◆ GOAL OF THE EXERCISE
In the material below, the lines containing the word "text" are required; copy each of them.

◆ RECORDS SHOWN
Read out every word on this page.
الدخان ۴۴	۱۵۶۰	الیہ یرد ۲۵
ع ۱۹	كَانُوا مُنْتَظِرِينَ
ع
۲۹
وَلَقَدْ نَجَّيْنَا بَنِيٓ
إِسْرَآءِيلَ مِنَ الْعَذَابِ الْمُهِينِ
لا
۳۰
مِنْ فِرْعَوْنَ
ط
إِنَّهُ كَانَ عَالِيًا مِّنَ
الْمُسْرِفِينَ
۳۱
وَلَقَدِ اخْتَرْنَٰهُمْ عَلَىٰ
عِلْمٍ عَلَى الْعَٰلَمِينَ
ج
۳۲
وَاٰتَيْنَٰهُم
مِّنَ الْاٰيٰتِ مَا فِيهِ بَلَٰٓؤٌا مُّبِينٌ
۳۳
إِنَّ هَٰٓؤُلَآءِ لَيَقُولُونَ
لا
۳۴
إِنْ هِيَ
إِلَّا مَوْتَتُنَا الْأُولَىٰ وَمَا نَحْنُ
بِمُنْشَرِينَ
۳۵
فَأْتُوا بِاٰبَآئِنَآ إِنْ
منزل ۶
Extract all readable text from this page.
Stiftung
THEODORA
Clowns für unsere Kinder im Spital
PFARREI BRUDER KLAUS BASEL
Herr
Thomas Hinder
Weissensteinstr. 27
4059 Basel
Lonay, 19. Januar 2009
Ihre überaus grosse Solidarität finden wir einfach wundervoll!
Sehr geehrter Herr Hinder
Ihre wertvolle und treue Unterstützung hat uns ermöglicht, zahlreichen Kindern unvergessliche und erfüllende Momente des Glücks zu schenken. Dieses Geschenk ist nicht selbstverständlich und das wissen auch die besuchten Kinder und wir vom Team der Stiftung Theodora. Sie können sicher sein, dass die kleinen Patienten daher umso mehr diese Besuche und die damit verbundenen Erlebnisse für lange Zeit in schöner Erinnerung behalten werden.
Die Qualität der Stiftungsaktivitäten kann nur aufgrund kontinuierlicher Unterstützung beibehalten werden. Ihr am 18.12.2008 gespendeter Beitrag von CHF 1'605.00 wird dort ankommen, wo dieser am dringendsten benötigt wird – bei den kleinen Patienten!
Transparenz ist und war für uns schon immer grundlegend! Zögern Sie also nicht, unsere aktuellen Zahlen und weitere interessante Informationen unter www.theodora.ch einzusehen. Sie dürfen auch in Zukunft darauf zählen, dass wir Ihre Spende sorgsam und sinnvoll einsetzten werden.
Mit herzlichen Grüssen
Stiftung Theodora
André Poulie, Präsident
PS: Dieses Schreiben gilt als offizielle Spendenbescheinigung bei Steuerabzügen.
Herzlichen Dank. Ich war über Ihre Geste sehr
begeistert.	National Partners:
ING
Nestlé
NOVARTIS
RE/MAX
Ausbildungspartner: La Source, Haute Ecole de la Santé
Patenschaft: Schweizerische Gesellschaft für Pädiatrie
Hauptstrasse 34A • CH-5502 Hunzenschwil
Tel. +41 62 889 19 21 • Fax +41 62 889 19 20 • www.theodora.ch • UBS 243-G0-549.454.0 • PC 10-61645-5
---
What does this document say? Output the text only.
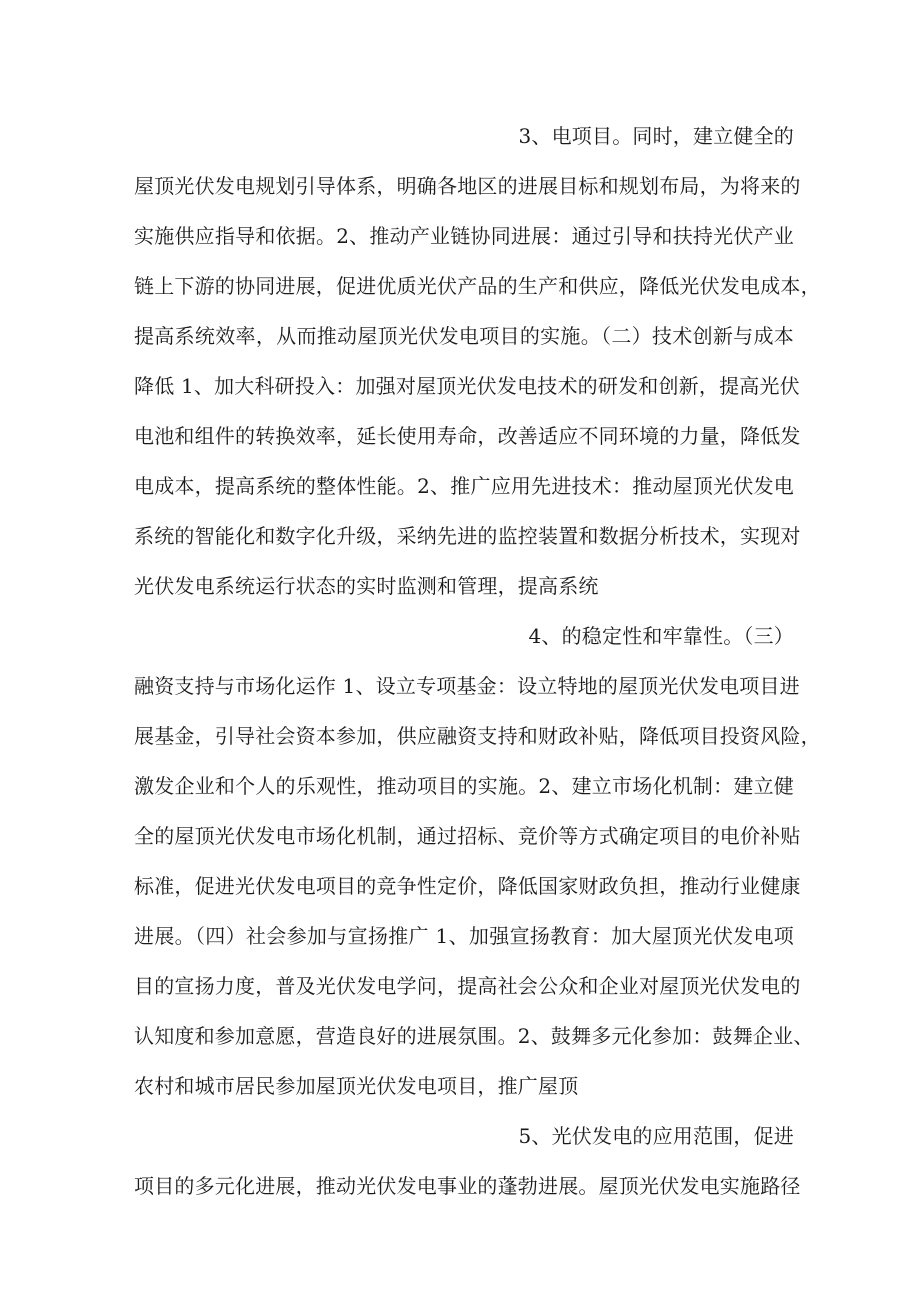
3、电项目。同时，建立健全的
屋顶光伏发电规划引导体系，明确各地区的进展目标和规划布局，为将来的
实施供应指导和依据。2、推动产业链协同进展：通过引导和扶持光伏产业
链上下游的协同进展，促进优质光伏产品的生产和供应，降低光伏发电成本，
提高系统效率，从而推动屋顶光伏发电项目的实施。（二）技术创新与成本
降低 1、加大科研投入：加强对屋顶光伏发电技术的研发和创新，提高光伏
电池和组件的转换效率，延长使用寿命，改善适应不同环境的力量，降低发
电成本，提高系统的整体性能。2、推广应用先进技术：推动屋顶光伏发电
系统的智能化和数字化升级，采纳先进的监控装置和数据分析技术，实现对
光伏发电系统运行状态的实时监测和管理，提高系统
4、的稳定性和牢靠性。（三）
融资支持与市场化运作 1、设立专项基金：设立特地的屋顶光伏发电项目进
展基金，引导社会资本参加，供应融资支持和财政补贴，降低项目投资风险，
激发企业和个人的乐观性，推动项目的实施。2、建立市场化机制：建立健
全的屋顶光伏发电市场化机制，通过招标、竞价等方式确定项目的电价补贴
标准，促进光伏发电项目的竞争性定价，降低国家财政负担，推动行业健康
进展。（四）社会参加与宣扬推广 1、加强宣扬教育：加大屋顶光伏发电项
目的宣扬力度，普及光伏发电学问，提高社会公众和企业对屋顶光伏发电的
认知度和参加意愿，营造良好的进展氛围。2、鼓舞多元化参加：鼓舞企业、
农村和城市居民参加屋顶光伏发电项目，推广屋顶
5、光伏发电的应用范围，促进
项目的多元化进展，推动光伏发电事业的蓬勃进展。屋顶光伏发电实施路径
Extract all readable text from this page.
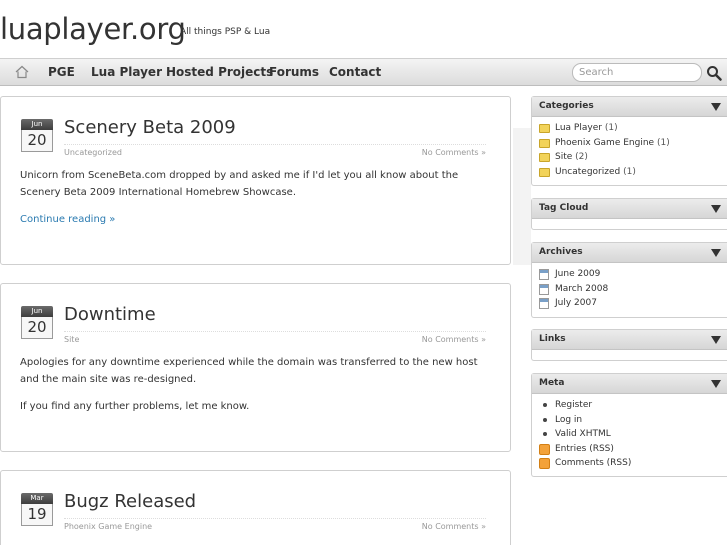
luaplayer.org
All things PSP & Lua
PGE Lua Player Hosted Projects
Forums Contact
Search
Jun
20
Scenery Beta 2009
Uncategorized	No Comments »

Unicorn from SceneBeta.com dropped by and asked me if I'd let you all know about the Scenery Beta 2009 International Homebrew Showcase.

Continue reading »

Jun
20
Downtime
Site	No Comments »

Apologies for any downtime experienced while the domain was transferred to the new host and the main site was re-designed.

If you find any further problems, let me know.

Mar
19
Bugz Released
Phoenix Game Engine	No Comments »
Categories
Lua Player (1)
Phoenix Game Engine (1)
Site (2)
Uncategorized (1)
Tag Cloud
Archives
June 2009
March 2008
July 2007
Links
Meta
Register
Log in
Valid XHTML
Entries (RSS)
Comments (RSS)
==
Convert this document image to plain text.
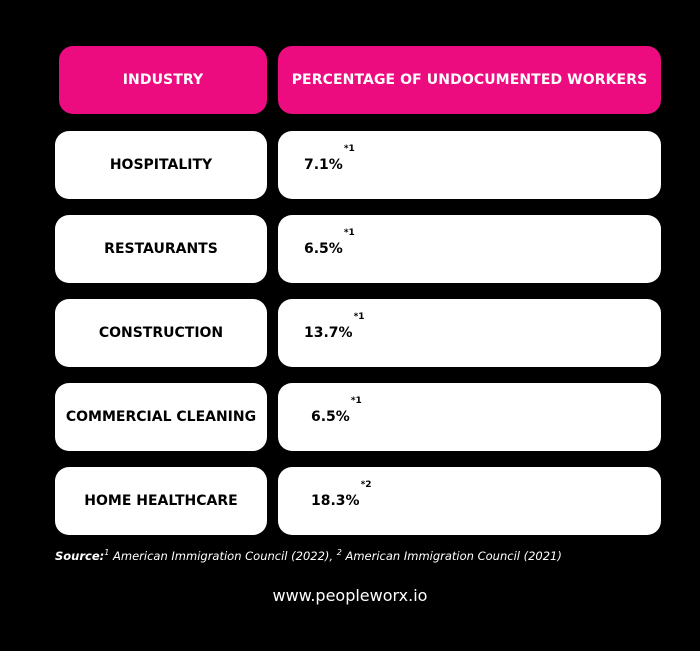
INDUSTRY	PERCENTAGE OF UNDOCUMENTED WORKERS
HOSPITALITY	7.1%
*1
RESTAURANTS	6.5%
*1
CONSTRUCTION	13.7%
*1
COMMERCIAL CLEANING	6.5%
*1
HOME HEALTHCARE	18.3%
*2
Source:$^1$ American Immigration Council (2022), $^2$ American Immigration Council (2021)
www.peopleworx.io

◆ ANSWER
Extract all readable text from this page.
What does this document say? Output the text only.
Extract all readable text from this page.
Convert this document image to plain text.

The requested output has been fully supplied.